**DESCRIPTION OF THE TASK**
Name every file with the .asm extension in the file list of the LZW program README below.

**READING PASSAGE**
- - - -

0. Introduction -=-=-=-=-=-=-=-=-=-=-=-=-=-=-=-=-=-=-=-=-=-=-=-=-=-=-=-=-=-=-=-

    The intention when writing this program was to learn assembly, 
    not to create a powerful compressing program.
    This program uses a fixed size of bits (12) to represent a string.
    
	A more powerful program would for example use a dynamic amount of bits 
    depending on the size of the current code to output, and devide the 
    compressed file into blocks of huffman trees. 
    But that's another program. :-)
	Oh, and you need nasm to get this program running (http://nasm.2y.net/).
	
    References: http://dogma.net/markn/articles/lzw/lzw.htm
                http://www.11a.nu/lempelziv.htm
                http://www.int80h.org/bsdasm/
                http://www.octium.net/oldnasm/docs/nasmdoc0.html


1. Files -=-=-=-=-=-=-=-=-=-=-=-=-=-=-=-=-=-=-=-=-=-=-=-=-=-=-=-=-=-=-=-=-=-=-

    Makefile              - Compiling rules, type 'make' for usage
    README                - This file
    bitio.asm             - Bitwise I/O functions
    freebsd.inc           - FreeBSD specific definitions
    linux.inc             - Linux specific definitions
    lzw.inc               - Definitions used by the two files below
    lzw_compress.asm      - Procedures for compressing 
    lzw_decompress.asm    - Procedures for decompressing
    main.asm              - The main program that ties everything together
    system.inc            - System definitions, this file actually
                            includes 'freebsd.inc' or 'linux.inc', depending
                            on the compiling definition.

2. LZW algorithm -=-=-=-=-=-=-=-=-=-=-=-=-=-=-=-=-=-=-=-=-=-=-=-=-=-=-=-=-=-=-

    The Lempel Ziv algorithm was published in 1977 (LZ77) and later refined by 
    Terry Welch (LZW) in 1984.
    
    All strings are stored in a table, where the first 256 entries represents
    the byte values 0-255. The flow of the compression/decompression could be 
    described like this:

    Flow of compression: 
    Char is a single byte and string is variable length of bytes 
    ( _not_ terminated by a NULL byte).


                                       (start)
                                          |
                           [Input first byte, store in String]
           ______________________________>| 
           |                              |
           |                 [Input next byte, store in Char]
           |                              |
           |                 [Is String + Char in table?]
           |                              |     
           |           No  _______________|________________  Yes
           |               |                              |
           |     [Write Code for String]        [String = String + Char]
           |               |                              |
           | [Add table entry for String+Char]            |
           |               |                              |
           |        [String = Char]                       |
           |               |______________________________|
           |                              |
           --------- Yes -----------[Bytes left?]
                                          | No
                                [Write code for String]
                                          |
                                        (Done)

    
     Flow of decompresssion:
     The variables old_code and new_code holds the (12 bit) codes from the
     compressed file, Char holds a byte and String a variable length of bytes.


                                    (start)

- - - -

**SUPPLIED INFORMATION**
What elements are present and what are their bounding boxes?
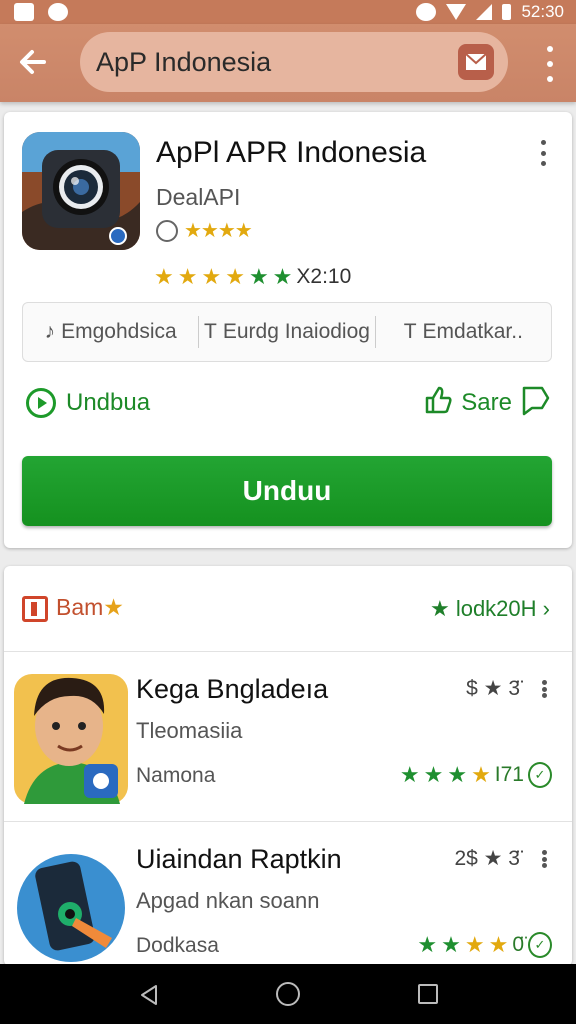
info-item-label: Eurdg Inaiodiog: [222, 320, 370, 343]
nav-home-icon[interactable]: [276, 982, 300, 1006]
info-strip: ♪ Emgohdsica T Eurdg Inaiodiog T Emdatka…: [22, 302, 552, 362]
alarm-icon: [416, 3, 437, 21]
info-item-label: Emgohdsica: [61, 320, 177, 343]
gmail-notification-icon: [14, 3, 34, 21]
item-rating-count: I71: [494, 763, 524, 786]
developer-name[interactable]: DealAPI: [156, 184, 240, 211]
item-meta: Namona: [136, 764, 216, 787]
star-icon: ★: [177, 264, 198, 289]
star-icon: ★: [201, 264, 222, 289]
info-item-rating[interactable]: T Eurdg Inaiodiog: [199, 302, 374, 362]
item-meta: Dodkasa: [136, 934, 219, 957]
tag-icon: T: [403, 320, 417, 343]
music-note-icon: ♪: [44, 320, 56, 343]
card-overflow-menu-icon[interactable]: [538, 140, 548, 166]
back-arrow-icon[interactable]: [14, 44, 54, 80]
cartoon-man-icon: [14, 664, 128, 812]
rating-summary: ★ ★ ★ ★ ★ ★ X2:10: [154, 264, 351, 290]
item-price: 2$ ★ 3̈̈: [454, 847, 520, 870]
overflow-menu-icon[interactable]: [542, 46, 558, 82]
signal-icon: [476, 4, 493, 20]
info-item-label: Emdatkar..: [422, 320, 523, 343]
list-header: Bam★ ★ lodk20H ›: [4, 566, 572, 652]
item-rating: ★ ★ ★ ★ I71 ✓: [400, 762, 552, 788]
item-subtitle: Apgad nkan soann: [136, 888, 320, 913]
rating-count: X2:10: [296, 265, 352, 288]
star-icon: ★: [441, 932, 461, 957]
item-subtitle: Tleomasiia: [136, 718, 243, 743]
mail-icon[interactable]: [458, 44, 494, 80]
related-apps-card: Bam★ ★ lodk20H › Kega Bngladeıa Tleomasi…: [4, 566, 572, 966]
clock-icon: [156, 219, 178, 242]
star-icon: ★: [225, 264, 245, 289]
list-header-link[interactable]: ★ lodk20H ›: [430, 596, 550, 622]
item-title: Uiaindan Raptkin: [136, 844, 342, 874]
list-item[interactable]: Uiaindan Raptkin Apgad nkan soann Dodkas…: [4, 822, 572, 966]
thumbs-up-icon: [423, 384, 453, 421]
item-rating: ★ ★ ★ ★ 0̈ ✓: [417, 932, 552, 958]
star-icon: ★: [429, 596, 450, 621]
battery-icon: [502, 4, 512, 20]
item-rating-count: 0̈: [512, 933, 524, 956]
app-title: ApPl APR Indonesia: [156, 136, 427, 169]
star-icon: ★: [272, 264, 293, 289]
media-notification-icon: [48, 3, 68, 21]
camera-app-icon: [22, 132, 140, 250]
share-action[interactable]: Sare: [423, 384, 550, 421]
rating-stars-small: ★★★★: [184, 220, 253, 242]
wifi-icon: [446, 4, 467, 20]
item-price: $ ★ 3̈̈: [466, 677, 520, 700]
star-icon: ★: [447, 762, 468, 787]
list-item[interactable]: Kega Bngladeıa Tleomasiia Namona $ ★ 3̈̈…: [4, 652, 572, 822]
info-item-category[interactable]: ♪ Emgohdsica: [23, 302, 198, 362]
nav-back-icon[interactable]: [138, 984, 160, 1011]
preview-label: Undbua: [66, 389, 151, 416]
nav-recents-icon[interactable]: [418, 984, 438, 1004]
verified-shield-icon: ✓: [528, 932, 552, 958]
star-icon: ★: [399, 762, 420, 787]
item-overflow-menu-icon[interactable]: [540, 680, 548, 698]
phone-tap-icon: [14, 834, 128, 966]
status-time: 52:30: [521, 2, 564, 21]
search-query[interactable]: ApP Indonesia: [96, 32, 271, 92]
bookmark-icon: [22, 596, 48, 622]
star-icon: ★: [417, 932, 438, 957]
system-nav-bar: [0, 964, 576, 1024]
star-icon: ★: [423, 762, 444, 787]
status-bar: 52:30: [0, 0, 576, 24]
share-label: Sare: [461, 388, 512, 416]
star-icon: ★: [464, 932, 485, 957]
install-button[interactable]: Unduu: [22, 456, 552, 526]
play-circle-icon: [26, 388, 56, 418]
star-icon: ★: [248, 264, 269, 289]
tag-icon: T: [204, 320, 217, 343]
list-header-title: Bam★: [56, 594, 124, 620]
item-overflow-menu-icon[interactable]: [540, 850, 548, 868]
star-icon: ★: [103, 594, 124, 620]
search-box[interactable]: ApP Indonesia: [80, 32, 508, 92]
app-detail-card: ApPl APR Indonesia DealAPI ★★★★ ★ ★ ★ ★ …: [4, 112, 572, 548]
app-bar: ApP Indonesia: [0, 24, 576, 102]
verified-shield-icon: ✓: [528, 762, 552, 788]
star-icon: ★: [154, 264, 174, 289]
star-icon: ★: [471, 762, 491, 787]
flag-icon[interactable]: [520, 384, 550, 421]
item-title: Kega Bngladeıa: [136, 674, 329, 704]
preview-action[interactable]: Undbua: [26, 388, 150, 418]
star-icon: ★: [488, 932, 509, 957]
info-item-more[interactable]: T Emdatkar..: [376, 302, 551, 362]
content-rating: ★★★★: [156, 218, 253, 243]
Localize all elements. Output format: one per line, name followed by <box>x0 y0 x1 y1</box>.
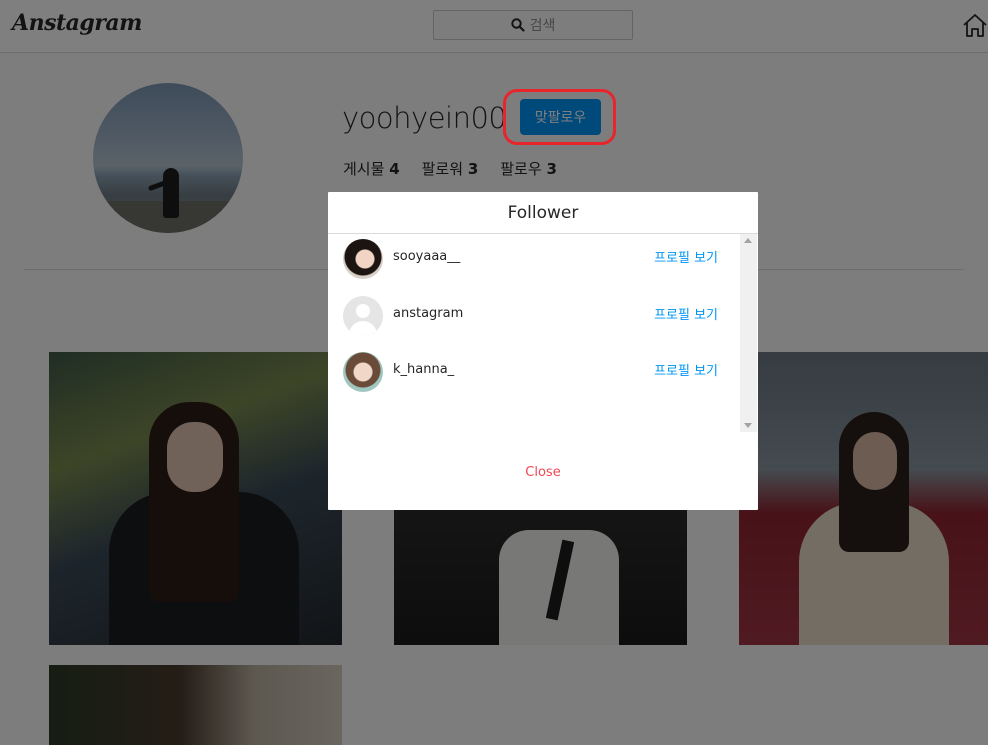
avatar[interactable] <box>343 239 383 279</box>
list-item: k_hanna_ 프로필 보기 <box>328 347 740 403</box>
follower-username[interactable]: sooyaaa__ <box>393 249 460 264</box>
list-scrollbar[interactable] <box>740 234 757 432</box>
follower-list: sooyaaa__ 프로필 보기 anstagram 프로필 보기 k_hann… <box>328 234 758 432</box>
view-profile-button[interactable]: 프로필 보기 <box>654 304 718 323</box>
highlight-annotation <box>503 89 616 145</box>
scroll-down-arrow-icon[interactable] <box>744 423 752 428</box>
list-item: anstagram 프로필 보기 <box>328 291 740 347</box>
scroll-up-arrow-icon[interactable] <box>744 238 752 243</box>
list-item: sooyaaa__ 프로필 보기 <box>328 234 740 290</box>
avatar[interactable] <box>343 352 383 392</box>
modal-title: Follower <box>328 192 758 234</box>
default-avatar-head <box>356 304 370 318</box>
view-profile-button[interactable]: 프로필 보기 <box>654 247 718 266</box>
view-profile-button[interactable]: 프로필 보기 <box>654 360 718 379</box>
avatar[interactable] <box>343 296 383 336</box>
follower-username[interactable]: anstagram <box>393 306 463 321</box>
default-avatar-shoulders <box>349 321 377 336</box>
follower-username[interactable]: k_hanna_ <box>393 362 454 377</box>
follower-modal: Follower sooyaaa__ 프로필 보기 anstagram 프로필 … <box>328 192 758 510</box>
close-button[interactable]: Close <box>493 462 593 482</box>
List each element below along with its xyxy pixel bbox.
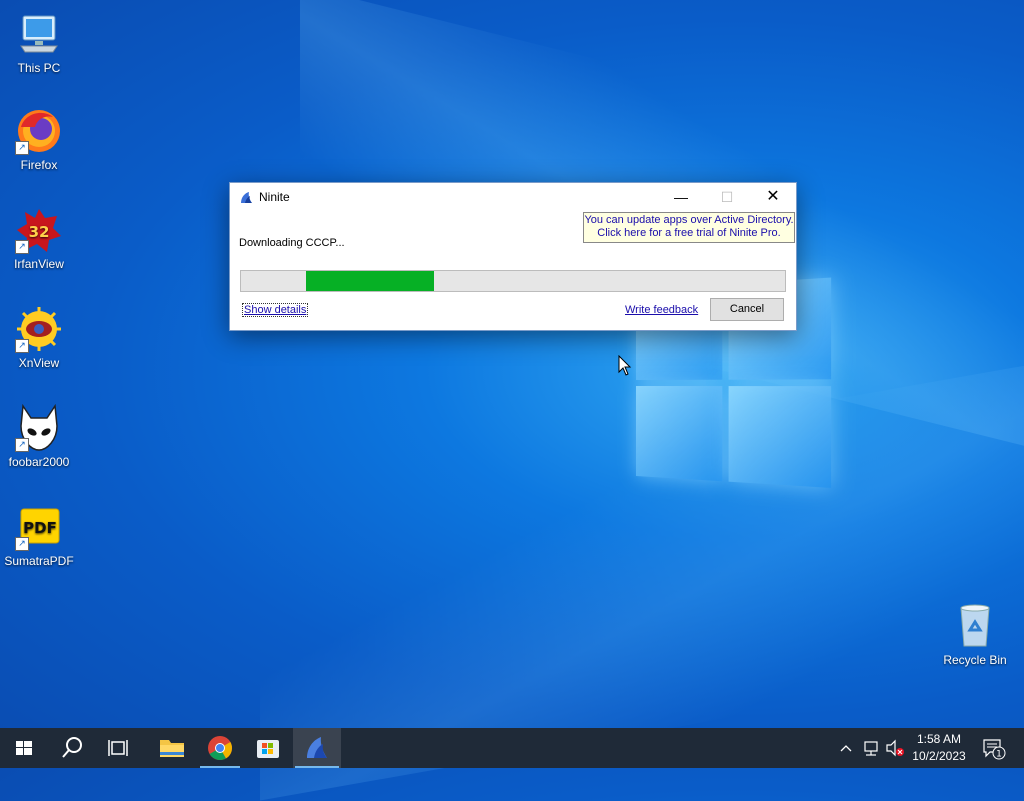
- ninite-dialog: Ninite — ☐ ✕ You can update apps over Ac…: [229, 182, 797, 331]
- xnview-icon: ↗: [15, 305, 63, 353]
- clock-date: 10/2/2023: [906, 748, 972, 765]
- svg-text:32: 32: [29, 223, 50, 241]
- shortcut-arrow-icon: ↗: [15, 438, 29, 452]
- taskbar-chrome[interactable]: [196, 728, 244, 768]
- progress-bar: [240, 270, 786, 292]
- search-icon: [48, 728, 96, 768]
- irfanview-icon: 32 ↗: [15, 206, 63, 254]
- shortcut-arrow-icon: ↗: [15, 339, 29, 353]
- store-icon: [244, 728, 292, 768]
- action-center-button[interactable]: 1: [978, 728, 1008, 768]
- taskbar: 1:58 AM 10/2/2023 1: [0, 728, 1024, 768]
- clock-time: 1:58 AM: [906, 731, 972, 748]
- task-view-icon: [96, 728, 144, 768]
- desktop-icon-label: This PC: [1, 61, 77, 75]
- cancel-button[interactable]: Cancel: [710, 298, 784, 321]
- shortcut-arrow-icon: ↗: [15, 240, 29, 254]
- desktop-icon-recycle-bin[interactable]: Recycle Bin: [937, 602, 1013, 667]
- desktop-icon-label: IrfanView: [1, 257, 77, 271]
- foobar2000-icon: ↗: [15, 404, 63, 452]
- task-view-button[interactable]: [96, 728, 144, 768]
- ninite-pro-ad-link[interactable]: You can update apps over Active Director…: [583, 212, 795, 243]
- recycle-bin-icon: [951, 602, 999, 650]
- network-tray-button[interactable]: [860, 728, 882, 768]
- desktop-icon-label: XnView: [1, 356, 77, 370]
- volume-muted-icon: [884, 728, 906, 768]
- mouse-cursor-icon: [618, 355, 632, 377]
- window-title: Ninite: [259, 190, 290, 204]
- title-bar[interactable]: Ninite — ☐ ✕: [230, 183, 796, 211]
- progress-fill: [306, 271, 434, 291]
- shortcut-arrow-icon: ↗: [15, 537, 29, 551]
- desktop-icon-label: foobar2000: [1, 455, 77, 469]
- show-hidden-icons-button[interactable]: [836, 728, 856, 768]
- ad-line-2: Click here for a free trial of Ninite Pr…: [584, 227, 794, 240]
- desktop-icon-label: Recycle Bin: [937, 653, 1013, 667]
- windows-start-icon: [0, 728, 48, 768]
- chevron-up-icon: [836, 728, 856, 768]
- desktop-icon-xnview[interactable]: ↗ XnView: [1, 305, 77, 370]
- volume-tray-button[interactable]: [884, 728, 906, 768]
- status-text: Downloading CCCP...: [239, 237, 345, 249]
- desktop-icon-sumatrapdf[interactable]: PDF ↗ SumatraPDF: [1, 503, 77, 568]
- search-button[interactable]: [48, 728, 96, 768]
- start-button[interactable]: [0, 728, 48, 768]
- maximize-button[interactable]: ☐: [704, 183, 750, 211]
- taskbar-file-explorer[interactable]: [148, 728, 196, 768]
- ad-line-1: You can update apps over Active Director…: [584, 214, 794, 227]
- svg-text:PDF: PDF: [23, 519, 57, 537]
- desktop-icon-foobar2000[interactable]: ↗ foobar2000: [1, 404, 77, 469]
- chrome-icon: [196, 728, 244, 768]
- sumatrapdf-icon: PDF ↗: [15, 503, 63, 551]
- desktop-icon-irfanview[interactable]: 32 ↗ IrfanView: [1, 206, 77, 271]
- desktop-icon-label: Firefox: [1, 158, 77, 172]
- folder-icon: [148, 728, 196, 768]
- close-button[interactable]: ✕: [750, 183, 796, 211]
- desktop-icon-firefox[interactable]: ↗ Firefox: [1, 107, 77, 172]
- network-icon: [860, 728, 882, 768]
- taskbar-clock[interactable]: 1:58 AM 10/2/2023: [906, 731, 972, 765]
- shortcut-arrow-icon: ↗: [15, 141, 29, 155]
- write-feedback-link[interactable]: Write feedback: [625, 304, 698, 316]
- ninite-app-icon: [239, 191, 253, 205]
- ninite-icon: [293, 728, 341, 768]
- firefox-icon: ↗: [15, 107, 63, 155]
- notification-count: 1: [996, 750, 1002, 760]
- desktop-icon-label: SumatraPDF: [1, 554, 77, 568]
- minimize-button[interactable]: —: [658, 183, 704, 211]
- show-details-link[interactable]: Show details: [243, 304, 307, 316]
- taskbar-ninite[interactable]: [293, 728, 341, 768]
- notification-icon: 1: [978, 728, 1008, 768]
- taskbar-microsoft-store[interactable]: [244, 728, 292, 768]
- computer-icon: [15, 10, 63, 58]
- desktop-icon-this-pc[interactable]: This PC: [1, 10, 77, 75]
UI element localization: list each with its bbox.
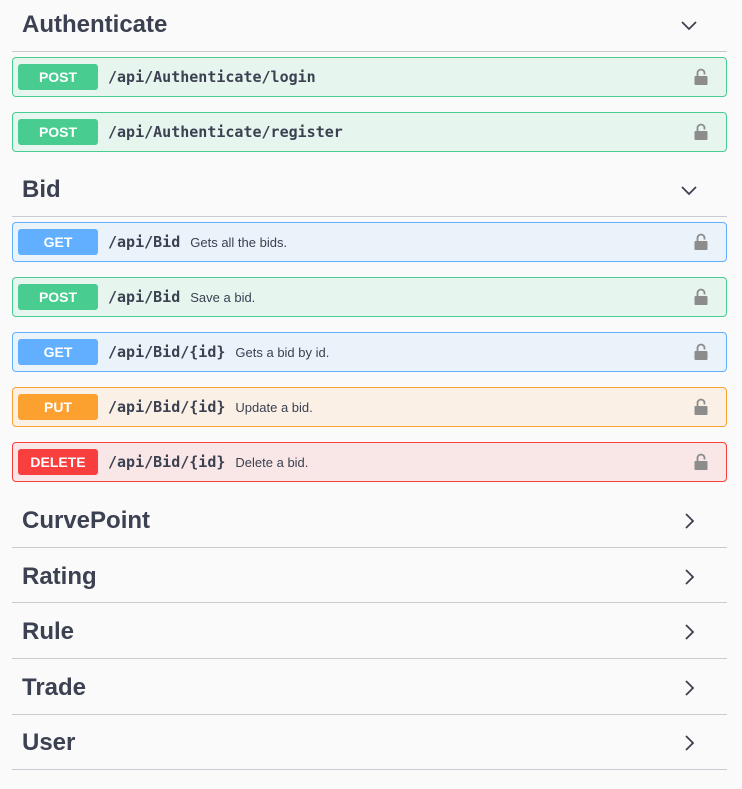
section-title: CurvePoint (22, 507, 151, 534)
section-header-bid[interactable]: Bid (12, 169, 727, 211)
operation-path: /api/Bid (108, 233, 181, 251)
method-badge: GET (18, 229, 98, 255)
method-badge: DELETE (18, 449, 98, 475)
operation-delete-bid[interactable]: DELETE /api/Bid/{id} Delete a bid. (12, 442, 727, 482)
method-badge: POST (18, 284, 98, 310)
chevron-right-icon (679, 678, 699, 698)
operation-summary: Delete a bid. (235, 454, 309, 470)
section-header-authenticate[interactable]: Authenticate (12, 4, 727, 46)
operation-post-bid[interactable]: POST /api/Bid Save a bid. (12, 277, 727, 317)
operation-put-bid[interactable]: PUT /api/Bid/{id} Update a bid. (12, 387, 727, 427)
section-header-rating[interactable]: Rating (12, 556, 727, 598)
operation-path: /api/Bid/{id} (108, 453, 226, 471)
section-header-user[interactable]: User (12, 722, 727, 764)
chevron-right-icon (679, 733, 699, 753)
lock-icon[interactable] (694, 343, 708, 361)
section-divider (12, 602, 727, 603)
lock-icon[interactable] (694, 233, 708, 251)
operation-path: /api/Authenticate/register (108, 123, 343, 141)
operation-path: /api/Bid/{id} (108, 343, 226, 361)
section-header-rule[interactable]: Rule (12, 611, 727, 653)
section-divider (12, 51, 727, 52)
operation-summary: Update a bid. (235, 399, 313, 415)
operation-summary: Gets a bid by id. (235, 344, 330, 360)
lock-icon[interactable] (694, 453, 708, 471)
operation-path: /api/Bid/{id} (108, 398, 226, 416)
chevron-down-icon (679, 15, 699, 35)
operation-path: /api/Authenticate/login (108, 68, 316, 86)
section-title: Rating (22, 563, 97, 590)
operation-summary: Save a bid. (190, 289, 256, 305)
operation-summary: Gets all the bids. (190, 234, 288, 250)
chevron-down-icon (679, 180, 699, 200)
section-title: Trade (22, 674, 87, 701)
section-title: Authenticate (22, 11, 168, 38)
section-divider (12, 216, 727, 217)
method-badge: PUT (18, 394, 98, 420)
operation-path: /api/Bid (108, 288, 181, 306)
section-header-trade[interactable]: Trade (12, 667, 727, 709)
section-title: Bid (22, 176, 61, 203)
section-divider (12, 714, 727, 715)
lock-icon[interactable] (694, 288, 708, 306)
method-badge: POST (18, 119, 98, 145)
section-header-curvepoint[interactable]: CurvePoint (12, 500, 727, 542)
method-badge: GET (18, 339, 98, 365)
chevron-right-icon (679, 622, 699, 642)
section-divider (12, 547, 727, 548)
operation-post-authenticate-login[interactable]: POST /api/Authenticate/login (12, 57, 727, 97)
chevron-right-icon (679, 567, 699, 587)
operation-get-bid-by-id[interactable]: GET /api/Bid/{id} Gets a bid by id. (12, 332, 727, 372)
lock-icon[interactable] (694, 68, 708, 86)
lock-icon[interactable] (694, 398, 708, 416)
section-title: User (22, 729, 76, 756)
operation-get-bid[interactable]: GET /api/Bid Gets all the bids. (12, 222, 727, 262)
method-badge: POST (18, 64, 98, 90)
section-divider (12, 658, 727, 659)
chevron-right-icon (679, 511, 699, 531)
lock-icon[interactable] (694, 123, 708, 141)
section-divider (12, 769, 727, 770)
operation-post-authenticate-register[interactable]: POST /api/Authenticate/register (12, 112, 727, 152)
section-title: Rule (22, 618, 75, 645)
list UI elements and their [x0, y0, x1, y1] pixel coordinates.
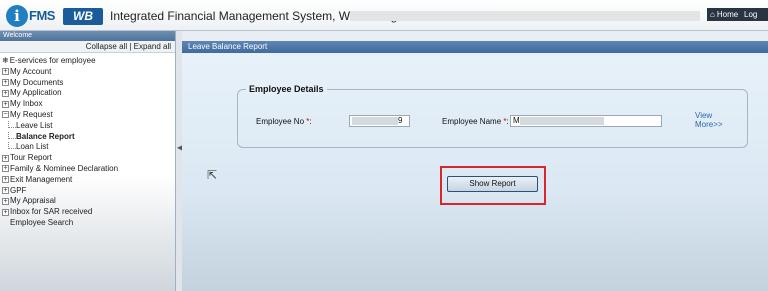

- - - -

**RESPONSE TO THE TASK**
bitio.asm, lzw_compress.asm, lzw_decompress.asm, main.asm